■ **TASK GOAL**: Please transcribe the data that follows without the pictures, keeping every word the same.

>>>

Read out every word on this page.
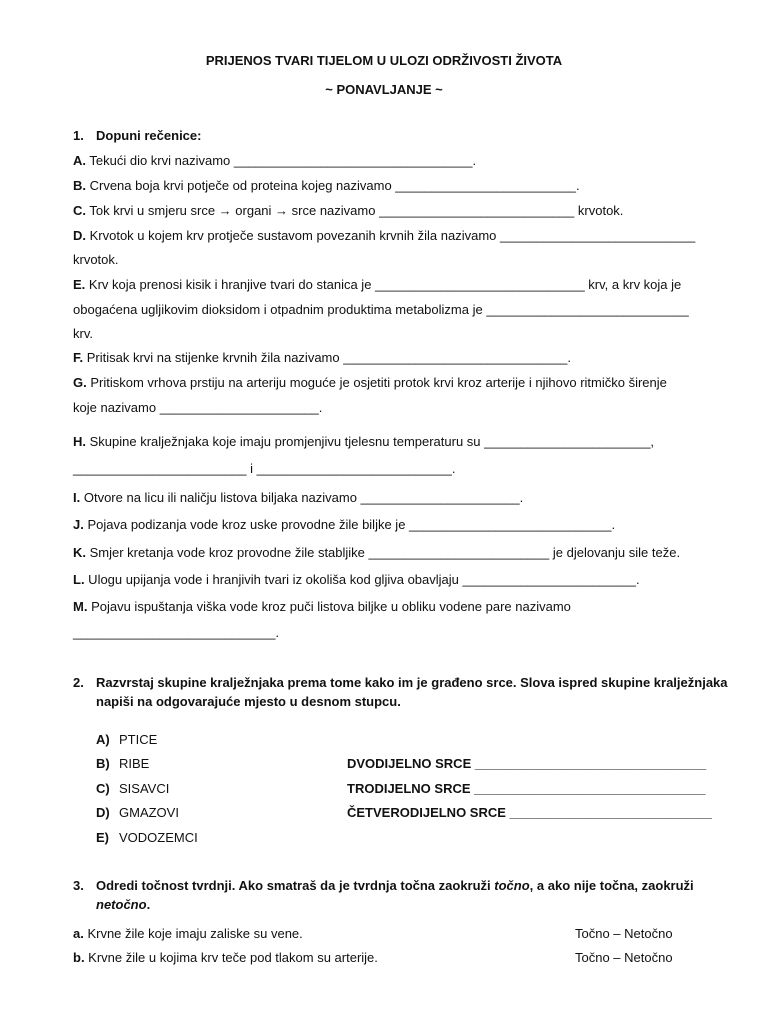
PRIJENOS TVARI TIJELOM U ULOZI ODRŽIVOSTI ŽIVOTA
~ PONAVLJANJE ~
1. Dopuni rečenice:
A. Tekući dio krvi nazivamo _________________________________.
B. Crvena boja krvi potječe od proteina kojeg nazivamo _________________________.
C. Tok krvi u smjeru srce → organi → srce nazivamo ___________________________ krvotok.
D. Krvotok u kojem krv protječe sustavom povezanih krvnih žila nazivamo ___________________________
krvotok.
E. Krv koja prenosi kisik i hranjive tvari do stanica je _____________________________ krv, a krv koja je
obogaćena ugljikovim dioksidom i otpadnim produktima metabolizma je ____________________________
krv.
F. Pritisak krvi na stijenke krvnih žila nazivamo _______________________________.
G. Pritiskom vrhova prstiju na arteriju moguće je osjetiti protok krvi kroz arterije i njihovo ritmičko širenje
koje nazivamo ______________________.
H. Skupine kralježnjaka koje imaju promjenjivu tjelesnu temperaturu su _______________________,
________________________ i ___________________________.
I. Otvore na licu ili naličju listova biljaka nazivamo ______________________.
J. Pojava podizanja vode kroz uske provodne žile biljke je ____________________________.
K. Smjer kretanja vode kroz provodne žile stabljike _________________________ je djelovanju sile teže.
L. Ulogu upijanja vode i hranjivih tvari iz okoliša kod gljiva obavljaju ________________________.
M. Pojavu ispuštanja viška vode kroz puči listova biljke u obliku vodene pare nazivamo
____________________________.
2. Razvrstaj skupine kralježnjaka prema tome kako im je građeno srce. Slova ispred skupine kralježnjaka
napiši na odgovarajuće mjesto u desnom stupcu.
A) PTICE
B) RIBE
C) SISAVCI
D) GMAZOVI
E) VODOZEMCI
DVODIJELNO SRCE ________________________________
TRODIJELNO SRCE ________________________________
ČETVERODIJELNO SRCE ____________________________
3. Odredi točnost tvrdnji. Ako smatraš da je tvrdnja točna zaokruži točno, a ako nije točna, zaokruži
netočno.
a. Krvne žile koje imaju zaliske su vene.	Točno – Netočno
b. Krvne žile u kojima krv teče pod tlakom su arterije.	Točno – Netočno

<<<

■ **YOUR RESPONSE**:
Read out every word on this page.
PRIJENOS TVARI TIJELOM U ULOZI ODRŽIVOSTI ŽIVOTA
~ PONAVLJANJE ~
1. Dopuni rečenice:
A. Tekući dio krvi nazivamo _________________________________.
B. Crvena boja krvi potječe od proteina kojeg nazivamo _________________________.
C. Tok krvi u smjeru srce → organi → srce nazivamo ___________________________ krvotok.
D. Krvotok u kojem krv protječe sustavom povezanih krvnih žila nazivamo ___________________________
krvotok.
E. Krv koja prenosi kisik i hranjive tvari do stanica je _____________________________ krv, a krv koja je
obogaćena ugljikovim dioksidom i otpadnim produktima metabolizma je ____________________________
krv.
F. Pritisak krvi na stijenke krvnih žila nazivamo _______________________________.
G. Pritiskom vrhova prstiju na arteriju moguće je osjetiti protok krvi kroz arterije i njihovo ritmičko širenje
koje nazivamo ______________________.
H. Skupine kralježnjaka koje imaju promjenjivu tjelesnu temperaturu su _______________________,
________________________ i ___________________________.
I. Otvore na licu ili naličju listova biljaka nazivamo ______________________.
J. Pojava podizanja vode kroz uske provodne žile biljke je ____________________________.
K. Smjer kretanja vode kroz provodne žile stabljike _________________________ je djelovanju sile teže.
L. Ulogu upijanja vode i hranjivih tvari iz okoliša kod gljiva obavljaju ________________________.
M. Pojavu ispuštanja viška vode kroz puči listova biljke u obliku vodene pare nazivamo
____________________________.
2. Razvrstaj skupine kralježnjaka prema tome kako im je građeno srce. Slova ispred skupine kralježnjaka
napiši na odgovarajuće mjesto u desnom stupcu.
A) PTICE
B) RIBE
C) SISAVCI
D) GMAZOVI
E) VODOZEMCI
DVODIJELNO SRCE ________________________________
TRODIJELNO SRCE ________________________________
ČETVERODIJELNO SRCE ____________________________
3. Odredi točnost tvrdnji. Ako smatraš da je tvrdnja točna zaokruži točno, a ako nije točna, zaokruži
netočno.
a. Krvne žile koje imaju zaliske su vene.	Točno – Netočno
b. Krvne žile u kojima krv teče pod tlakom su arterije.	Točno – Netočno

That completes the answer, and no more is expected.